**TASK TO COMPLETE:**
Go through each line of the records below and count those with the word "icon". Give only the count.

Data records:

● ● ●

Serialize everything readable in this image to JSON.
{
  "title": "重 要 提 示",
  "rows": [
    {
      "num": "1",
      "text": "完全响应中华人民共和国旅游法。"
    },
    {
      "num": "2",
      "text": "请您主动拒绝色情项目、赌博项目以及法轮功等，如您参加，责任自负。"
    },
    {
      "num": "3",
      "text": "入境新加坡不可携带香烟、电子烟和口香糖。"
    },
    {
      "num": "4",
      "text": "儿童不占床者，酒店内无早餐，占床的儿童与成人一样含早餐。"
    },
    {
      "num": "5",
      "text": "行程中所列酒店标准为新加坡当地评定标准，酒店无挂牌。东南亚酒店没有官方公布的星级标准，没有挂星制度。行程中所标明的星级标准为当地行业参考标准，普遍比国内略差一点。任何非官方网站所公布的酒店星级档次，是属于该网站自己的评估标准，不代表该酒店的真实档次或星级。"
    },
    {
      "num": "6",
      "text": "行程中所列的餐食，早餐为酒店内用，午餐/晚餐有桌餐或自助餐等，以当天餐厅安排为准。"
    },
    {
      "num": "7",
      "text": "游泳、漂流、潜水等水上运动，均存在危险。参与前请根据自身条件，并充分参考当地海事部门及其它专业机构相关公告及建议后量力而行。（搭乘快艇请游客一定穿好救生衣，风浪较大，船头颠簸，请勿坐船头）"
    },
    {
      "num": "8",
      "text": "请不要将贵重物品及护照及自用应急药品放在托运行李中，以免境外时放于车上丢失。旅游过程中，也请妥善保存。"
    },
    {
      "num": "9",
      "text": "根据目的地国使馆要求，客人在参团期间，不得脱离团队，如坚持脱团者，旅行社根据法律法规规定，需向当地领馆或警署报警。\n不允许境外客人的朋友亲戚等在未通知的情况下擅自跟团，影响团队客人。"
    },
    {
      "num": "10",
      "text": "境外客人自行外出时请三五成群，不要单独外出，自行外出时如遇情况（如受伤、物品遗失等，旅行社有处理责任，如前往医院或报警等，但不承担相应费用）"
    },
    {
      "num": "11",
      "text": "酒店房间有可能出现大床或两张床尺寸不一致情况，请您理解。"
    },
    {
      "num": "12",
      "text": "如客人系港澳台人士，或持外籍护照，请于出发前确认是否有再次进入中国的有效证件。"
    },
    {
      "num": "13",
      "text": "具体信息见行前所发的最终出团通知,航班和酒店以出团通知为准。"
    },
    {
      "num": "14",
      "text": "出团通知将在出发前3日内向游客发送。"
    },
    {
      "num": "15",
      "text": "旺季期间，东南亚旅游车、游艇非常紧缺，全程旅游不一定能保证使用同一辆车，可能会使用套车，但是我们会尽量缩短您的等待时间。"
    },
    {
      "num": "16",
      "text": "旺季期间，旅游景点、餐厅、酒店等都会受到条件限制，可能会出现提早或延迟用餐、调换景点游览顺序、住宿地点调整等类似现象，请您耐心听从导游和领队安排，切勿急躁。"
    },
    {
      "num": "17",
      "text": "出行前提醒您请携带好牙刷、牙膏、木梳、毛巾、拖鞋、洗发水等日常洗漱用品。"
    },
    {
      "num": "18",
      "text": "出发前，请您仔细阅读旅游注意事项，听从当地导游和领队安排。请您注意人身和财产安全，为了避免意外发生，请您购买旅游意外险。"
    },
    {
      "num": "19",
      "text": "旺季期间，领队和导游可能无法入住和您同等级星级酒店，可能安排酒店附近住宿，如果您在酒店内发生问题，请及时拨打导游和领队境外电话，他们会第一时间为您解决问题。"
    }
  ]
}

● ● ●

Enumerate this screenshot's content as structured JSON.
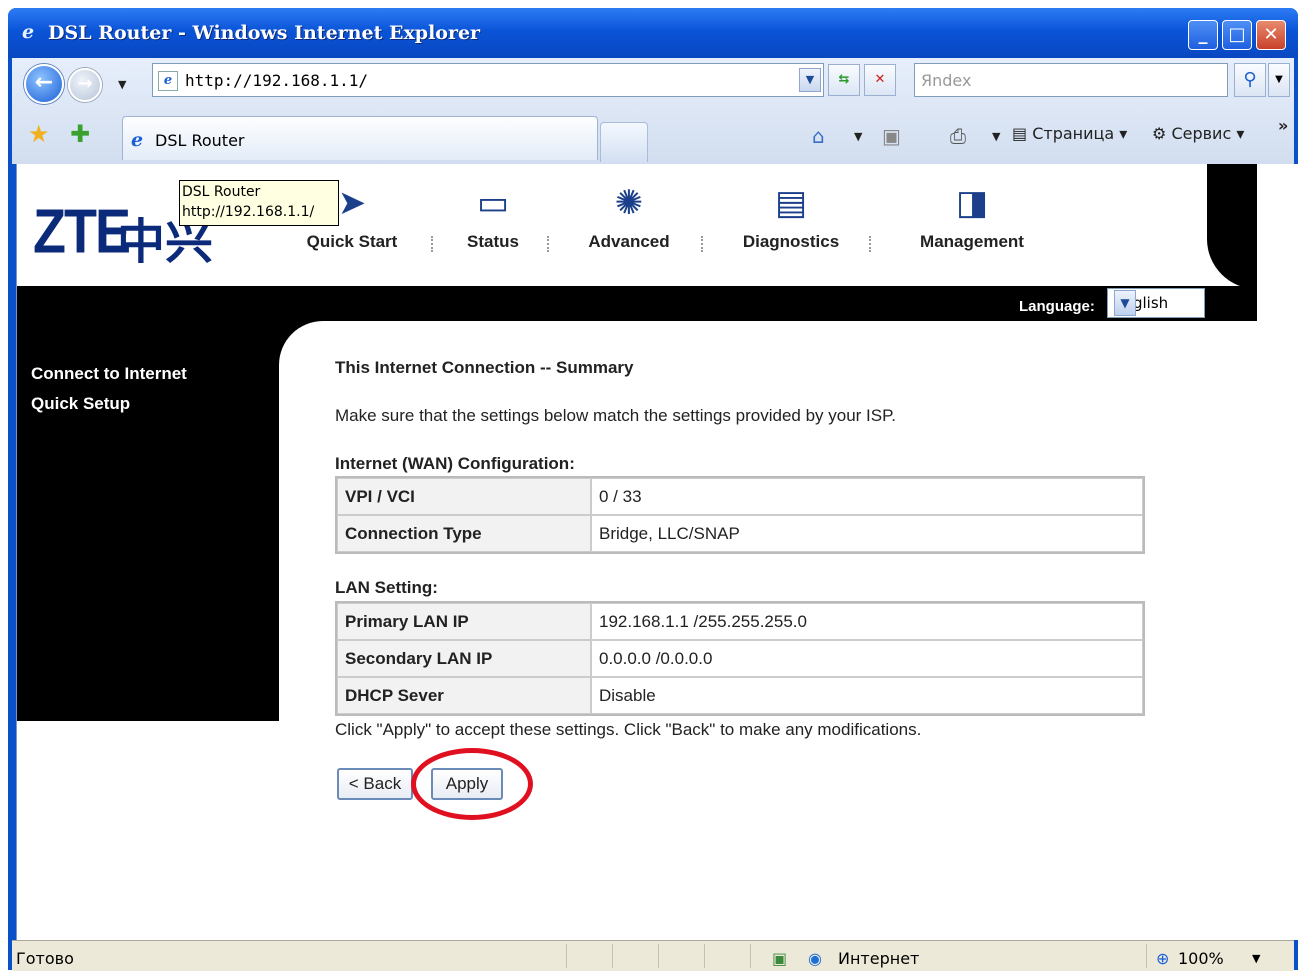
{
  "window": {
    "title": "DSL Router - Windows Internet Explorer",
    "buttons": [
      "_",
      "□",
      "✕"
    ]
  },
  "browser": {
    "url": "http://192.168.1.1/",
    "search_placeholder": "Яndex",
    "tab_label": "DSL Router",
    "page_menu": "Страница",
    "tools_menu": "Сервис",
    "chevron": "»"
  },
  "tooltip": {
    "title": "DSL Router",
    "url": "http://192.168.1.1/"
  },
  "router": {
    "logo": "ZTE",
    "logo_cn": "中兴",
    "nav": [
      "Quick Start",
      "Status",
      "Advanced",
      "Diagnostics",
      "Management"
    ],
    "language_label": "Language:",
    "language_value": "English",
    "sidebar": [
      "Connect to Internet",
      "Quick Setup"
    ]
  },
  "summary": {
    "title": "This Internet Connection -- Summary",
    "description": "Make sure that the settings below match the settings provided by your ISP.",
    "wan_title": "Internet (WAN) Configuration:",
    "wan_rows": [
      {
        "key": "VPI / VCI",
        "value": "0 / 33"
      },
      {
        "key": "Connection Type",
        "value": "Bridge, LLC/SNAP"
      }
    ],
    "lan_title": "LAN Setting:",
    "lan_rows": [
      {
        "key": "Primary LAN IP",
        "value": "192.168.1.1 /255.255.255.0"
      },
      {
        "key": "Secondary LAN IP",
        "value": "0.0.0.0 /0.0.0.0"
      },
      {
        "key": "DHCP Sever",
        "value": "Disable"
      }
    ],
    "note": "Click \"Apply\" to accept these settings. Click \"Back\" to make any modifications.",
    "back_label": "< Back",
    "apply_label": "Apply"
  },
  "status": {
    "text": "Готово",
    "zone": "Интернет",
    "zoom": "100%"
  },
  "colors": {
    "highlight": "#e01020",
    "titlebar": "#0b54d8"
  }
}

● ● ●

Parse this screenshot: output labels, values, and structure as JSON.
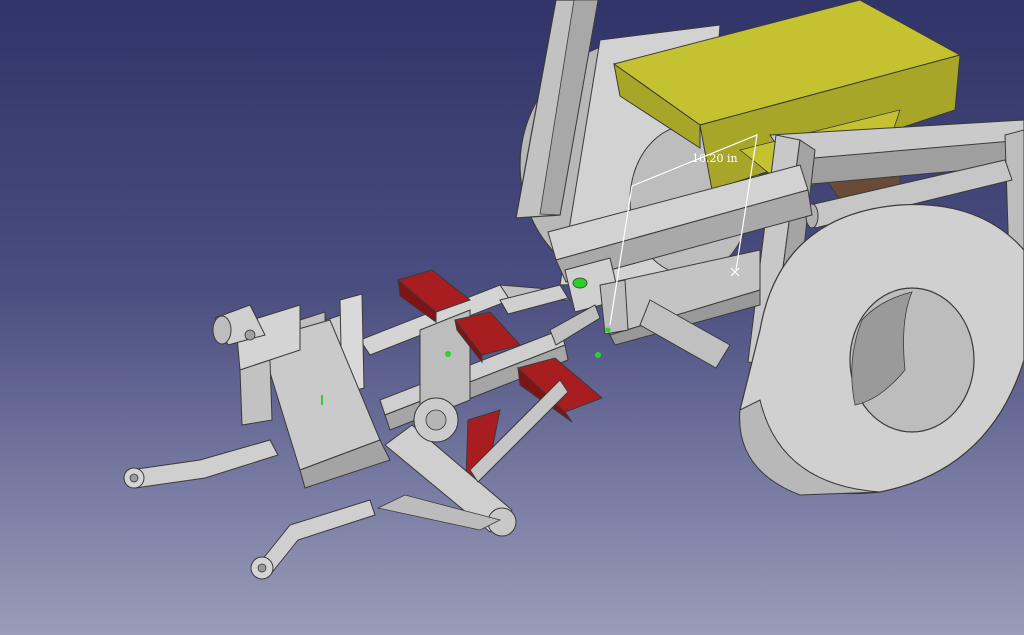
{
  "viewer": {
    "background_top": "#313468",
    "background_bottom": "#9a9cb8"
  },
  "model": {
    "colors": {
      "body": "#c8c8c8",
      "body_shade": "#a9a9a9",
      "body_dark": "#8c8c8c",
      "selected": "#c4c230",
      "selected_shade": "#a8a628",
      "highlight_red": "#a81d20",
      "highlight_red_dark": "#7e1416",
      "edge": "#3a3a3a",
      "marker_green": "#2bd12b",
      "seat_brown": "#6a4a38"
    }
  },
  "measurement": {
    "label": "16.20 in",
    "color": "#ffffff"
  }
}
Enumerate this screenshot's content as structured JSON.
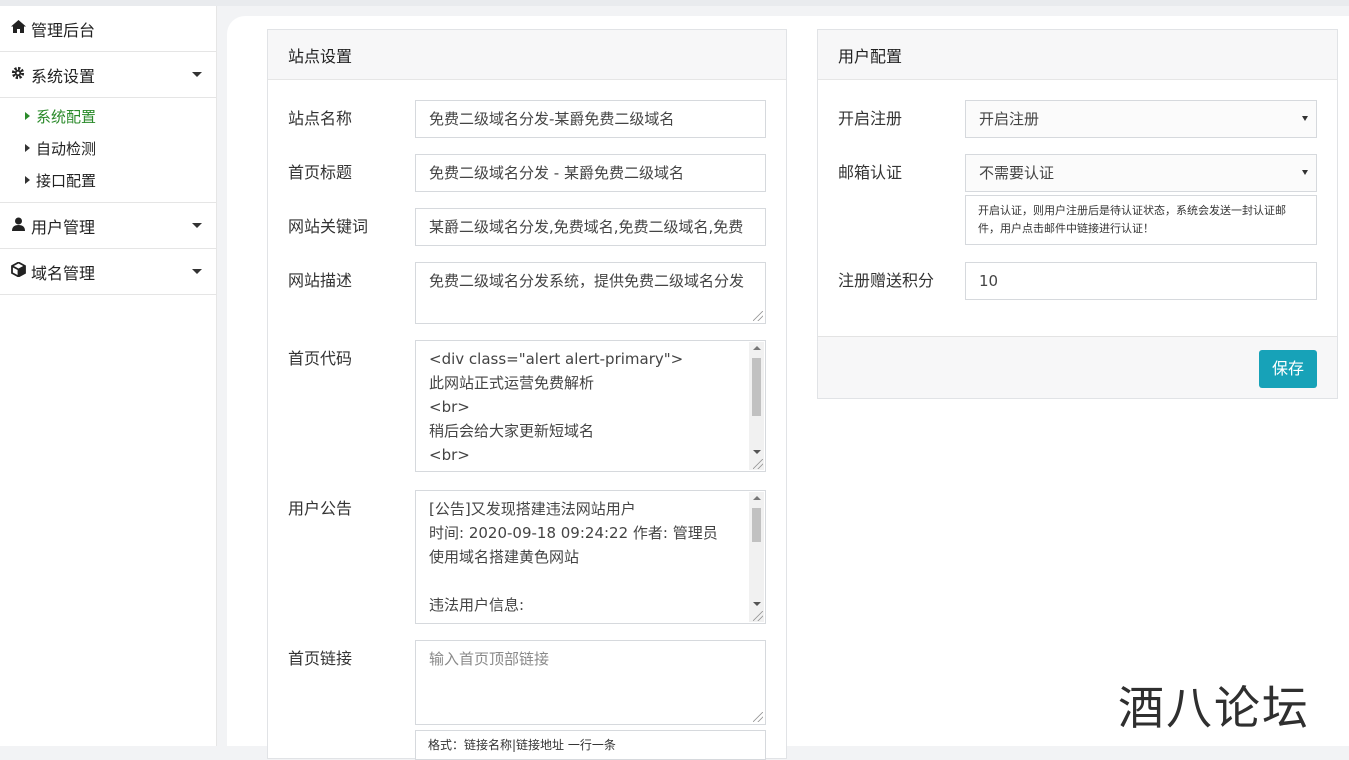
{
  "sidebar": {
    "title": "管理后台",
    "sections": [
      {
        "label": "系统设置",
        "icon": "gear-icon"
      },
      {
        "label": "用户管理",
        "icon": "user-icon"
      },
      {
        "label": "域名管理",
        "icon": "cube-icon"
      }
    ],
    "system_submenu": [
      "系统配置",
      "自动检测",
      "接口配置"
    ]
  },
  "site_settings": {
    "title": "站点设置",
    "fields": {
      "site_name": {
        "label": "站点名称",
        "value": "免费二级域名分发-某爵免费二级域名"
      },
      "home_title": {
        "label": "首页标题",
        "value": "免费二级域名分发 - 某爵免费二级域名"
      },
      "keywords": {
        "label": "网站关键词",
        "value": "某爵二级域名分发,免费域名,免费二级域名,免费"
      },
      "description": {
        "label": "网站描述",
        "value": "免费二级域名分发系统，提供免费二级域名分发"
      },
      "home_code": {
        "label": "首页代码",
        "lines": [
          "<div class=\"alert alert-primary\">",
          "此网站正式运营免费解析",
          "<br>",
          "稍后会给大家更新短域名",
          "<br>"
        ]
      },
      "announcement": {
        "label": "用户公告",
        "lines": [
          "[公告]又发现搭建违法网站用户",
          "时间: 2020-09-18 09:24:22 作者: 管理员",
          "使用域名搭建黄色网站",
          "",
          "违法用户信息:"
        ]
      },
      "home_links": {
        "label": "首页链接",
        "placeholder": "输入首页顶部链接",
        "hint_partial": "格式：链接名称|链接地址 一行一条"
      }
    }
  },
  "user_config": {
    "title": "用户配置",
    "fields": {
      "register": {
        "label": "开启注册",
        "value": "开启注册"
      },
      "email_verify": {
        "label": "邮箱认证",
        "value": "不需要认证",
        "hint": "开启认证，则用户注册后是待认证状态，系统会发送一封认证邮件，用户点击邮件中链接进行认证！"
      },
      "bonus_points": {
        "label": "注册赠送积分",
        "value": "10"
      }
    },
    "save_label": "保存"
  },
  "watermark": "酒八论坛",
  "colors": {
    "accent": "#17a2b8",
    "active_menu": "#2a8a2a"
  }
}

● ● ●

**WRITTEN SOLUTION:**
3